[Stored data entries]
<<<<

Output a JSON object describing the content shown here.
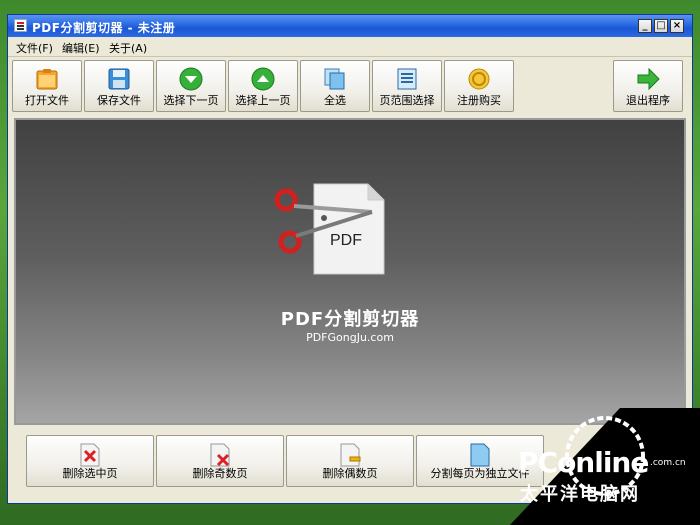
{
  "window": {
    "title": "PDF分割剪切器 - 未注册",
    "controls": [
      "_",
      "□",
      "×"
    ]
  },
  "menu": [
    {
      "label": "文件(F)"
    },
    {
      "label": "编辑(E)"
    },
    {
      "label": "关于(A)"
    }
  ],
  "toolbar": [
    {
      "label": "打开文件",
      "icon": "folder-open-icon"
    },
    {
      "label": "保存文件",
      "icon": "floppy-disk-icon"
    },
    {
      "label": "选择下一页",
      "icon": "arrow-down-circle-icon"
    },
    {
      "label": "选择上一页",
      "icon": "arrow-up-circle-icon"
    },
    {
      "label": "全选",
      "icon": "select-all-pages-icon"
    },
    {
      "label": "页范围选择",
      "icon": "page-range-icon"
    },
    {
      "label": "注册购买",
      "icon": "coin-icon"
    },
    {
      "label": "退出程序",
      "icon": "arrow-right-icon"
    }
  ],
  "display": {
    "logo_text": "PDF",
    "product_name": "PDF分割剪切器",
    "product_url": "PDFGongJu.com"
  },
  "bottom_actions": [
    {
      "label": "删除选中页",
      "icon": "delete-page-icon"
    },
    {
      "label": "删除奇数页",
      "icon": "delete-odd-pages-icon"
    },
    {
      "label": "删除偶数页",
      "icon": "delete-even-pages-icon"
    },
    {
      "label": "分割每页为独立文件",
      "icon": "split-pages-icon"
    }
  ],
  "watermark": {
    "brand": "PConline",
    "domain": ".com.cn",
    "chinese": "太平洋电脑网"
  },
  "colors": {
    "titlebar": "#2d6ee5",
    "window_bg": "#ece9d8",
    "display_top": "#414141",
    "display_bottom": "#a5a5a5",
    "accent_green": "#2fa02f"
  }
}
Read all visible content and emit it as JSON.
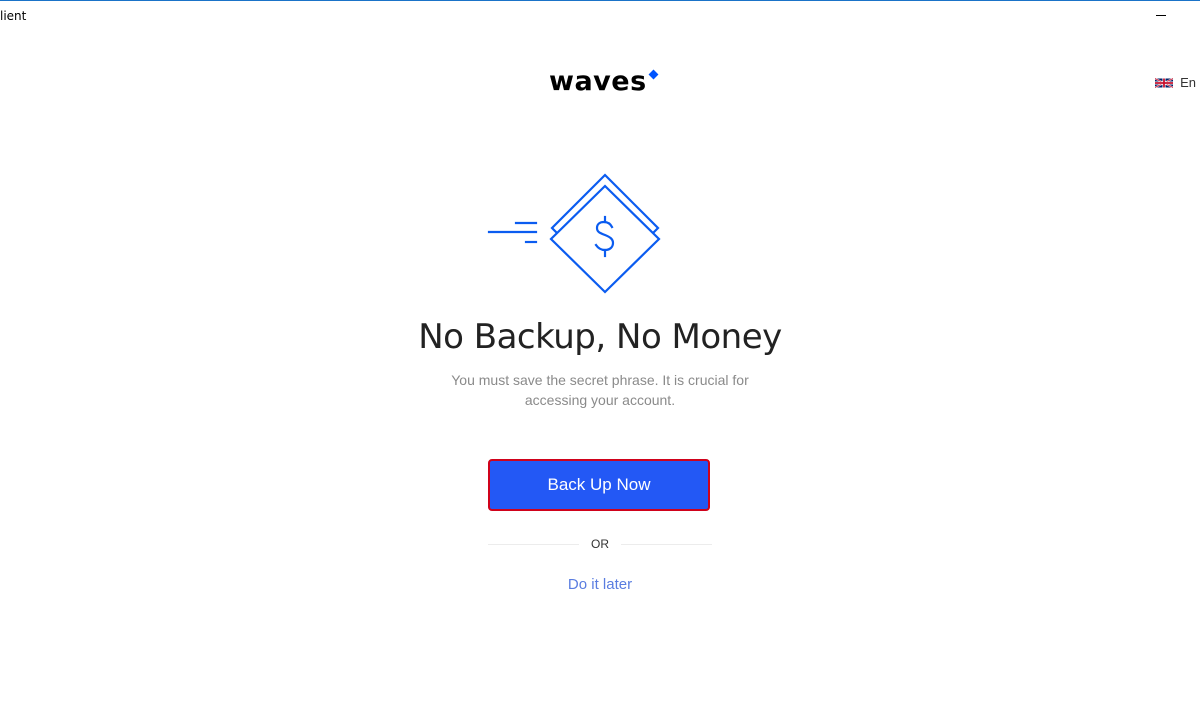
{
  "window": {
    "title": "lient"
  },
  "header": {
    "logo_text": "waves",
    "language": "En",
    "language_flag": "uk-flag-icon"
  },
  "main": {
    "illustration": "money-diamond-icon",
    "heading": "No Backup, No Money",
    "subtitle_line1": "You must save the secret phrase. It is crucial for",
    "subtitle_line2": "accessing your account.",
    "primary_button": "Back Up Now",
    "divider_text": "OR",
    "secondary_link": "Do it later"
  },
  "colors": {
    "accent": "#2358f5",
    "link": "#5a7de0",
    "highlight_border": "#d0021b",
    "brand_diamond": "#0055ff"
  }
}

>>>>

• What is needed: Give the number of lines in the records above that contain the word "pages". Reply with that number alone.

• Problem solution: 4